> **TASK**
Comb the records below for the string "type" and copy each line where it turns up.

Lines of data

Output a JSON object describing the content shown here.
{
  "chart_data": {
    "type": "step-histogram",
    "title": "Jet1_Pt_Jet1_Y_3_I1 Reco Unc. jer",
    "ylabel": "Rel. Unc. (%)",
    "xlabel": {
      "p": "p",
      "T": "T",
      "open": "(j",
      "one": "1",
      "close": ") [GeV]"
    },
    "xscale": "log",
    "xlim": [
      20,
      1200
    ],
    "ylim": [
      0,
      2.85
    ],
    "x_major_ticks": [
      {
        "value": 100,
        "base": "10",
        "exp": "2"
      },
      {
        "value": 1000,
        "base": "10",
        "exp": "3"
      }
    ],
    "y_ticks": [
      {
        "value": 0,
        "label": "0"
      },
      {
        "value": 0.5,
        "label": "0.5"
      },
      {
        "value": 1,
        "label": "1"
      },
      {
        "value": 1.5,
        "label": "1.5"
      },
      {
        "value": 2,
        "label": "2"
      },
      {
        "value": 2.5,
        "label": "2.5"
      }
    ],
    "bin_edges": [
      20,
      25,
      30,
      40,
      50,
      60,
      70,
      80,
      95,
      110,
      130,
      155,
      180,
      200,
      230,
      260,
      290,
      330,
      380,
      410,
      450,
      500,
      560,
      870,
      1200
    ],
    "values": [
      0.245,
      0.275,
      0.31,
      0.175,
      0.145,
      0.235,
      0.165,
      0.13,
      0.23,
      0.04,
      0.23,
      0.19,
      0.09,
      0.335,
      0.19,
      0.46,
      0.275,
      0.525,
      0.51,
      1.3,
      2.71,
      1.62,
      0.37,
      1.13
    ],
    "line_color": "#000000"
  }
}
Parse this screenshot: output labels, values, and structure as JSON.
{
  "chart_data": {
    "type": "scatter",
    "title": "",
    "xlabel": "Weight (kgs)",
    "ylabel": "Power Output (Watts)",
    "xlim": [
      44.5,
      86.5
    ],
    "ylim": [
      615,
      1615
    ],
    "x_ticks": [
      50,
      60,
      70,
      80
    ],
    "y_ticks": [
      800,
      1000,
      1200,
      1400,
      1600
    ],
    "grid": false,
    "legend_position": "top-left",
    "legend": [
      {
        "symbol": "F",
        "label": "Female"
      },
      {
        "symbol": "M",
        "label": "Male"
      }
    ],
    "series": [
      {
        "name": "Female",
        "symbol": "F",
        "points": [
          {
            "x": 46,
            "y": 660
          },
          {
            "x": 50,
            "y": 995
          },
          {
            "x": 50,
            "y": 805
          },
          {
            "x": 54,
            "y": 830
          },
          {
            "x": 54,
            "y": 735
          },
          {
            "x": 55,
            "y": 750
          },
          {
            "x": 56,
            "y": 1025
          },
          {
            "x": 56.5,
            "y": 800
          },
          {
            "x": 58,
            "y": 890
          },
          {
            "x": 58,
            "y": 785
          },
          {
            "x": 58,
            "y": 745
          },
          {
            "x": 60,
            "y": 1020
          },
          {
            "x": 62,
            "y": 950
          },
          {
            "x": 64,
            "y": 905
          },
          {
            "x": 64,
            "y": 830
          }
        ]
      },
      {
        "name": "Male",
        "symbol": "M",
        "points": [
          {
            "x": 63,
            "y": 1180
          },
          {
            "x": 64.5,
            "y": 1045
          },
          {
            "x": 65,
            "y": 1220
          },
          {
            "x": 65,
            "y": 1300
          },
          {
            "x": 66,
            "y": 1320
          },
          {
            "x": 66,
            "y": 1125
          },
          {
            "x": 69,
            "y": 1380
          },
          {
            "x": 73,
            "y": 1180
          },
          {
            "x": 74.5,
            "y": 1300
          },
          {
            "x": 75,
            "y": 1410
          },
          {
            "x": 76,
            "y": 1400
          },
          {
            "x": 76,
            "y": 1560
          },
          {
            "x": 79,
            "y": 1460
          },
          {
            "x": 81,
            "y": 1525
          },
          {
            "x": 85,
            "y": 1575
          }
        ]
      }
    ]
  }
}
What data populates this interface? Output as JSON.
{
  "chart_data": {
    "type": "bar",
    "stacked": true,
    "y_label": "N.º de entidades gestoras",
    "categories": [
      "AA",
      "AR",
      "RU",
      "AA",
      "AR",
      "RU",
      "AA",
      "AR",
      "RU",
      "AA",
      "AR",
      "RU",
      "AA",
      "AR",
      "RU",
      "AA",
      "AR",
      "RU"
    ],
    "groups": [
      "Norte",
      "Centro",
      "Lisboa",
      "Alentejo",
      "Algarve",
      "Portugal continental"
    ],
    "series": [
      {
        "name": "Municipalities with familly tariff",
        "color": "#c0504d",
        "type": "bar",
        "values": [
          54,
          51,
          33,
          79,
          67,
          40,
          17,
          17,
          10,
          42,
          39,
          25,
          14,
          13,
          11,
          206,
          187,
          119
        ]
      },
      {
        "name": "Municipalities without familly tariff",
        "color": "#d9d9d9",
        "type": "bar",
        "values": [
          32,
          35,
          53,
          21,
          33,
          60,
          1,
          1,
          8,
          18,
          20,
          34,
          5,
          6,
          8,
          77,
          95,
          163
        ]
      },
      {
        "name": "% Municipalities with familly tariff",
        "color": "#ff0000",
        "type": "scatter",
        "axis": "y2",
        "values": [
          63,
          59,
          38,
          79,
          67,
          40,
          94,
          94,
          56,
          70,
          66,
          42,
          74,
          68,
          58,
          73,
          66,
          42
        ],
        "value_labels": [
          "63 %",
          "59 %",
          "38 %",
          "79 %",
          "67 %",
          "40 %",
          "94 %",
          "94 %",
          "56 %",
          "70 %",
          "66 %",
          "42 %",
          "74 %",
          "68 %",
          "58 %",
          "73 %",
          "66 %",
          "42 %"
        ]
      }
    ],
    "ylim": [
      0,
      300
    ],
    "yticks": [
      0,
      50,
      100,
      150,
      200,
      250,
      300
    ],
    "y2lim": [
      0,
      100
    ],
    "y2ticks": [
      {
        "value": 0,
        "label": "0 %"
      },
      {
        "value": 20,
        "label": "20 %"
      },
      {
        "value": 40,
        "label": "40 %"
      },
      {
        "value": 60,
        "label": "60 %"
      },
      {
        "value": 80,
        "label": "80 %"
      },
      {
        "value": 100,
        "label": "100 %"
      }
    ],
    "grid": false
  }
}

> **FINISHED ANSWER**
    "type": "step-histogram",
    "type": "scatter",
    "type": "bar",
        "type": "bar",
        "type": "bar",
        "type": "scatter",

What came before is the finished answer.